┌─ TASK MATERIAL

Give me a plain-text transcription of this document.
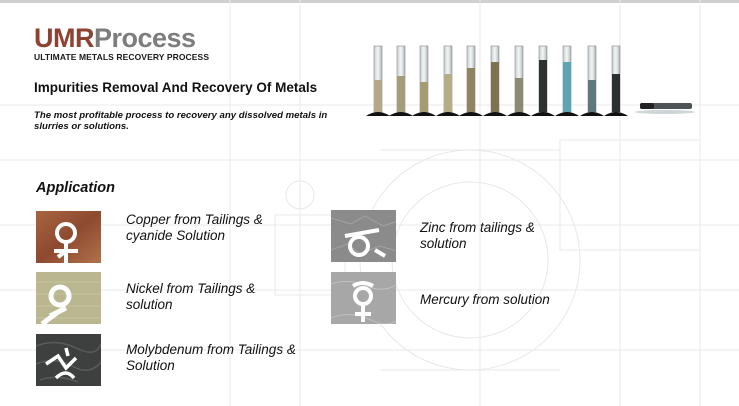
UMRProcess
ULTIMATE METALS RECOVERY PROCESS
Impurities Removal And Recovery Of Metals
The most profitable process to recovery any dissolved metals in slurries or solutions.
Application
Copper from Tailings & cyanide Solution
Nickel from Tailings & solution
Molybdenum from Tailings & Solution
Zinc from tailings & solution
Mercury from solution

└─

■ WHAT YOU ARE ASKED TO DO:
Repeat the material above verbatim, with no pictures in the output.

■ CORRECT OUTPUT:
Give me a plain-text transcription of this document.
UMRProcess
ULTIMATE METALS RECOVERY PROCESS
Impurities Removal And Recovery Of Metals
The most profitable process to recovery any dissolved metals in slurries or solutions.
Application
Copper from Tailings & cyanide Solution
Nickel from Tailings & solution
Molybdenum from Tailings & Solution
Zinc from tailings & solution
Mercury from solution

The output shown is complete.